-- THE TASK --
Render this sentence from the review of The Many Adventures of Winnie the Pooh in Spanish: "Still, the tone is very consistent from one to the other, and the whole thing does feel of a piece."

The Many Adventures of Winnie the Pooh (1977)

(On DVD, September 2019) I come to the 1977 version of The Many Adventures of Winnie the Pooh a bit late, having seen and enjoyed the 2011 Winnie the Pooh much earlier. As it happens, both movies share the same kind of gentle fun, strong characterization, meta-fictional devices, and fix-up nature. The 1977 film is more obvious as to its nature as a collection: All three segments had appeared separately as short films before being bundled together as a feature-length movie. Still, the tone is very consistent from one to the other, and the whole thing does feel of a piece. Of course, some familiarity and liking of A.A. Milne’s universe helps—it’s easy and darkly amusing to describe the characters of the Hundred Acre Wood in derogatory terms (a bear with a serious substance addiction, a tiger without personal boundaries, a donkey with clinical depression) but that’s missing the point by a hundred kilometres: it’s a charming family movie, gentle and fun and clever at the same time. As an adult, I’m perhaps more interested by the film’s metafictional tricks as the characters and narrator know that they’re in a book and sometimes take advantage of the fact. Still, the kids are likely to like the result without fuss: The Many Adventures of Winnie the Pooh is as likable as children’s stories come, and the film faithfully adapt its literary inspiration.

-- DATASET EXTRACT --
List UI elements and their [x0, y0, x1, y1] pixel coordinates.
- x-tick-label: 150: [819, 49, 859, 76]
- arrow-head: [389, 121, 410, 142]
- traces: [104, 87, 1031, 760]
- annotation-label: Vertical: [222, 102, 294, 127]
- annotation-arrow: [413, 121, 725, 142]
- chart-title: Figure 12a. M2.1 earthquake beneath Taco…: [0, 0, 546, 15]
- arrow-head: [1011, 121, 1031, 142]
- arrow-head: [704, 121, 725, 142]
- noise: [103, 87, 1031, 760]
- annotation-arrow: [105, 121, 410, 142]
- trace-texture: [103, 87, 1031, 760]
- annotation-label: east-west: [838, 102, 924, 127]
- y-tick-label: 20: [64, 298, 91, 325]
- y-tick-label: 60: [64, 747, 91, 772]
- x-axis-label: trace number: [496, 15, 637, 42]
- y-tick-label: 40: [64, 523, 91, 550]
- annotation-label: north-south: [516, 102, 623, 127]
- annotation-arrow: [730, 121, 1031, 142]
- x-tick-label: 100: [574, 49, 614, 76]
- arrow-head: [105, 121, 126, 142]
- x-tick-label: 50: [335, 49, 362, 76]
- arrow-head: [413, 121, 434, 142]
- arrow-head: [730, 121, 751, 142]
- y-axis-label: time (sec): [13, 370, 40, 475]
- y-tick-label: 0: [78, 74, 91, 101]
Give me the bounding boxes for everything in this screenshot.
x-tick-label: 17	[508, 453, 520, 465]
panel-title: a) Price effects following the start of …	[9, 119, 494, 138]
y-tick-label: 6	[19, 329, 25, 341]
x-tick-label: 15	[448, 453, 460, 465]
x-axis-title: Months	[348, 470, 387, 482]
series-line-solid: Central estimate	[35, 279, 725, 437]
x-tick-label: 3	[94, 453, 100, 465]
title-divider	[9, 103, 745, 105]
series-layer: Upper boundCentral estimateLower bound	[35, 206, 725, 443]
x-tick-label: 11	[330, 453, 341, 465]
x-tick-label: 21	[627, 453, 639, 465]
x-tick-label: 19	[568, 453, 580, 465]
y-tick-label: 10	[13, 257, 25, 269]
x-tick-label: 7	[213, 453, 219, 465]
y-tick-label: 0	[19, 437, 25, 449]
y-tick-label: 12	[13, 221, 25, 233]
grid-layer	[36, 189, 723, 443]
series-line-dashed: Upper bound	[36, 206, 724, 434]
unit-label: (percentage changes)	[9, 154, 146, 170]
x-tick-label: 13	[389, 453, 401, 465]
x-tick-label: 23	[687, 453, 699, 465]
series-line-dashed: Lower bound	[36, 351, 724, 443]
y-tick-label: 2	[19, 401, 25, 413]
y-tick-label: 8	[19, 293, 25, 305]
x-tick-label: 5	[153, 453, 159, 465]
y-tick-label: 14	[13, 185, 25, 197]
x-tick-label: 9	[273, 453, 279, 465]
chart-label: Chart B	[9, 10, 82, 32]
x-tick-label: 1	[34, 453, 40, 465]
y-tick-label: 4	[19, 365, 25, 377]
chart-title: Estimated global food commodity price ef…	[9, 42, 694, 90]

-- SOLUTION FOR THIS PROBLEM --
Aun así, el tono es muy coherente de uno a otro, y el conjunto realmente se siente como una sola pieza.